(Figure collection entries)
•••

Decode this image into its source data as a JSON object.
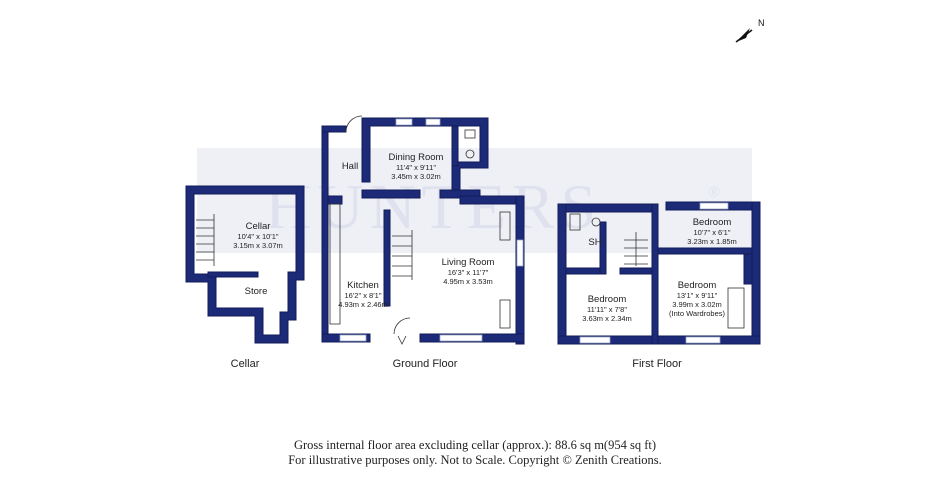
{
  "watermark": {
    "brand": "HUNTERS",
    "mark": "®"
  },
  "compass": {
    "north_label": "N"
  },
  "floors": [
    {
      "label": "Cellar"
    },
    {
      "label": "Ground Floor"
    },
    {
      "label": "First Floor"
    }
  ],
  "rooms": {
    "cellar": {
      "name": "Cellar",
      "imperial": "10'4\" x 10'1\"",
      "metric": "3.15m x 3.07m"
    },
    "store": {
      "name": "Store"
    },
    "hall": {
      "name": "Hall"
    },
    "dining_room": {
      "name": "Dining Room",
      "imperial": "11'4\" x 9'11\"",
      "metric": "3.45m x 3.02m"
    },
    "kitchen": {
      "name": "Kitchen",
      "imperial": "16'2\" x 8'1\"",
      "metric": "4.93m x 2.46m"
    },
    "living_room": {
      "name": "Living Room",
      "imperial": "16'3\" x 11'7\"",
      "metric": "4.95m x 3.53m"
    },
    "bedroom_small": {
      "name": "Bedroom",
      "imperial": "10'7\" x 6'1\"",
      "metric": "3.23m x 1.85m"
    },
    "bedroom_left": {
      "name": "Bedroom",
      "imperial": "11'11\" x 7'8\"",
      "metric": "3.63m x 2.34m"
    },
    "bedroom_right": {
      "name": "Bedroom",
      "imperial": "13'1\" x 9'11\"",
      "metric": "3.99m x 3.02m",
      "note": "(Into Wardrobes)"
    },
    "shower": {
      "name": "SH"
    }
  },
  "footer": {
    "line1": "Gross internal floor area excluding cellar (approx.): 88.6 sq m(954 sq ft)",
    "line2": "For illustrative purposes only. Not to Scale. Copyright © Zenith Creations."
  }
}
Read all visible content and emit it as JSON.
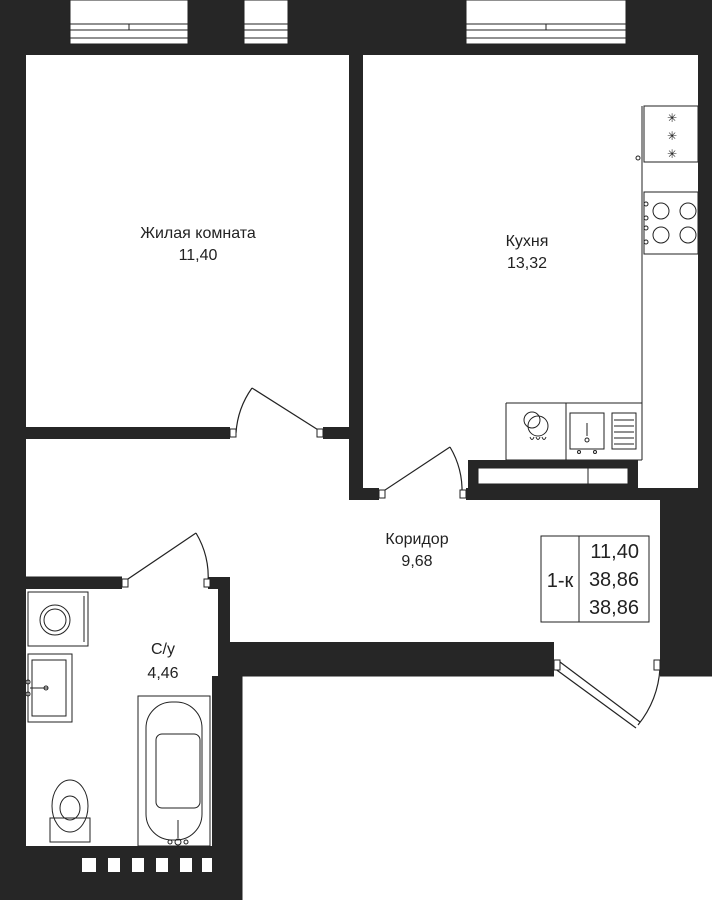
{
  "rooms": {
    "living": {
      "name": "Жилая комната",
      "area": "11,40"
    },
    "kitchen": {
      "name": "Кухня",
      "area": "13,32"
    },
    "corridor": {
      "name": "Коридор",
      "area": "9,68"
    },
    "bathroom": {
      "name": "С/у",
      "area": "4,46"
    }
  },
  "summary": {
    "type": "1-к",
    "values": [
      "11,40",
      "38,86",
      "38,86"
    ]
  },
  "colors": {
    "wall": "#262626",
    "line": "#222222",
    "background": "#ffffff"
  },
  "icons": [
    "stove-burners-icon",
    "cooktop-icon",
    "kitchen-sink-icon",
    "dishwasher-icon",
    "washing-machine-icon",
    "washbasin-icon",
    "toilet-icon",
    "bathtub-icon",
    "window-icon",
    "door-swing-icon"
  ]
}
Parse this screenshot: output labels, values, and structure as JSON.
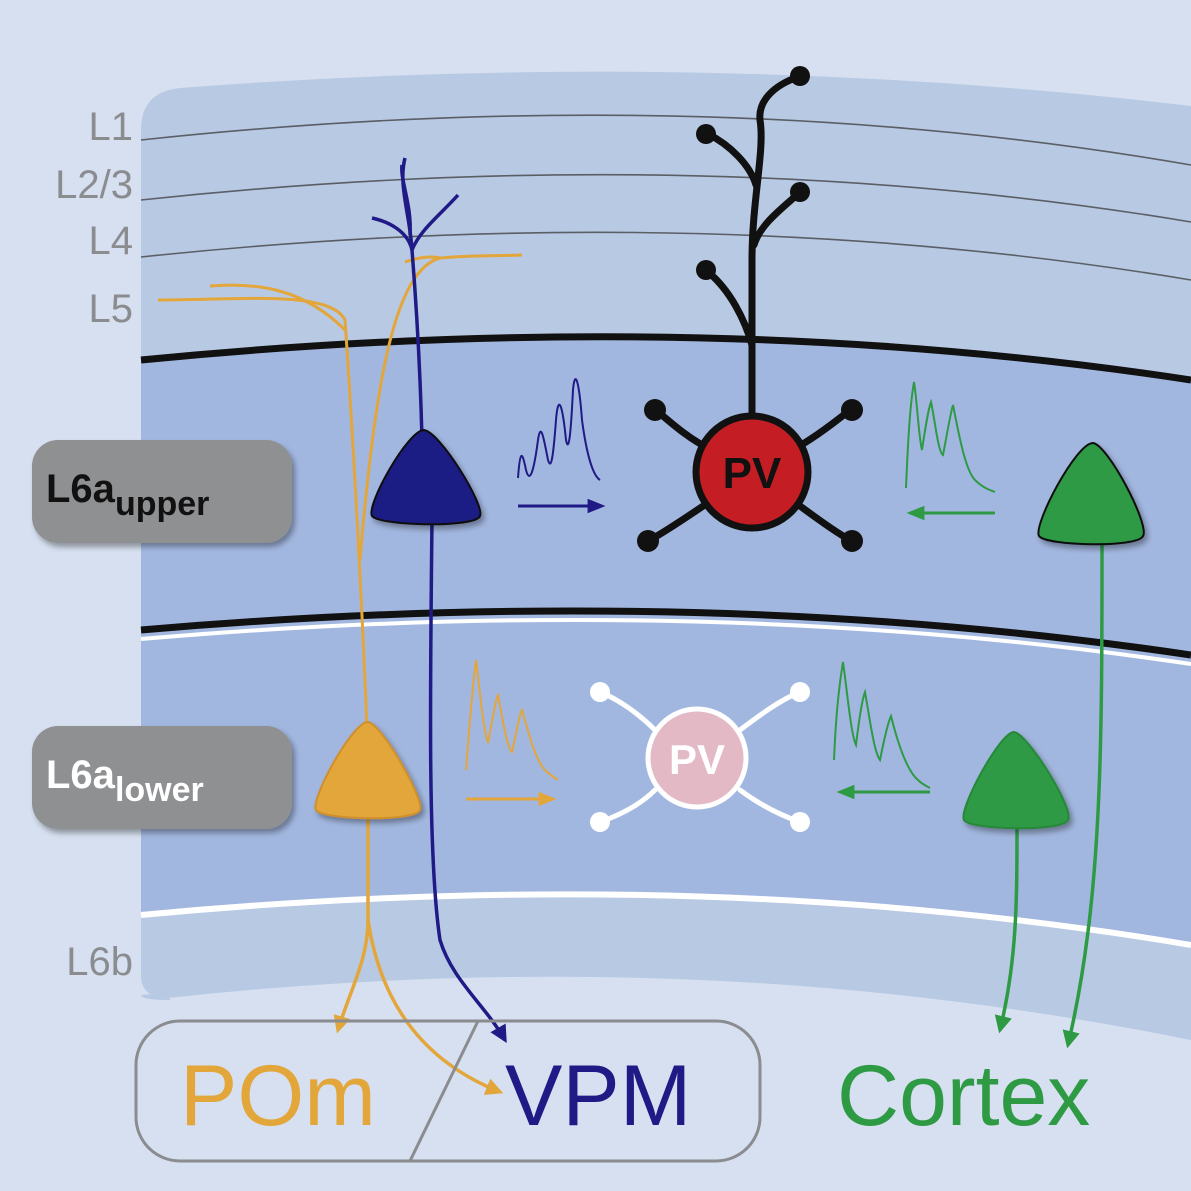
{
  "layers": {
    "l1": "L1",
    "l23": "L2/3",
    "l4": "L4",
    "l5": "L5",
    "l6b": "L6b"
  },
  "badges": {
    "upper": {
      "main": "L6a",
      "sub": "upper"
    },
    "lower": {
      "main": "L6a",
      "sub": "lower"
    }
  },
  "pv": {
    "upper": "PV",
    "lower": "PV"
  },
  "targets": {
    "pom": "POm",
    "vpm": "VPM",
    "cortex": "Cortex"
  },
  "colors": {
    "background": "#d6e0f0",
    "upper_layers": "#b8c9e3",
    "l6a": "#a2b7e0",
    "l6b": "#b8c9e3",
    "vpm_neuron": "#1f1a85",
    "pom_neuron": "#e2a63b",
    "cortex_neuron": "#2e9a44",
    "pv_active": "#c41e24",
    "pv_inactive": "#e4b9c6",
    "badge": "#8f9092"
  },
  "icons": [
    "triangle-neuron-icon",
    "pv-interneuron-icon",
    "epsp-trace-icon",
    "arrow-icon"
  ]
}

•••

Give only the number of lines in the records that include the word "imperial".

● FINAL RESULT
7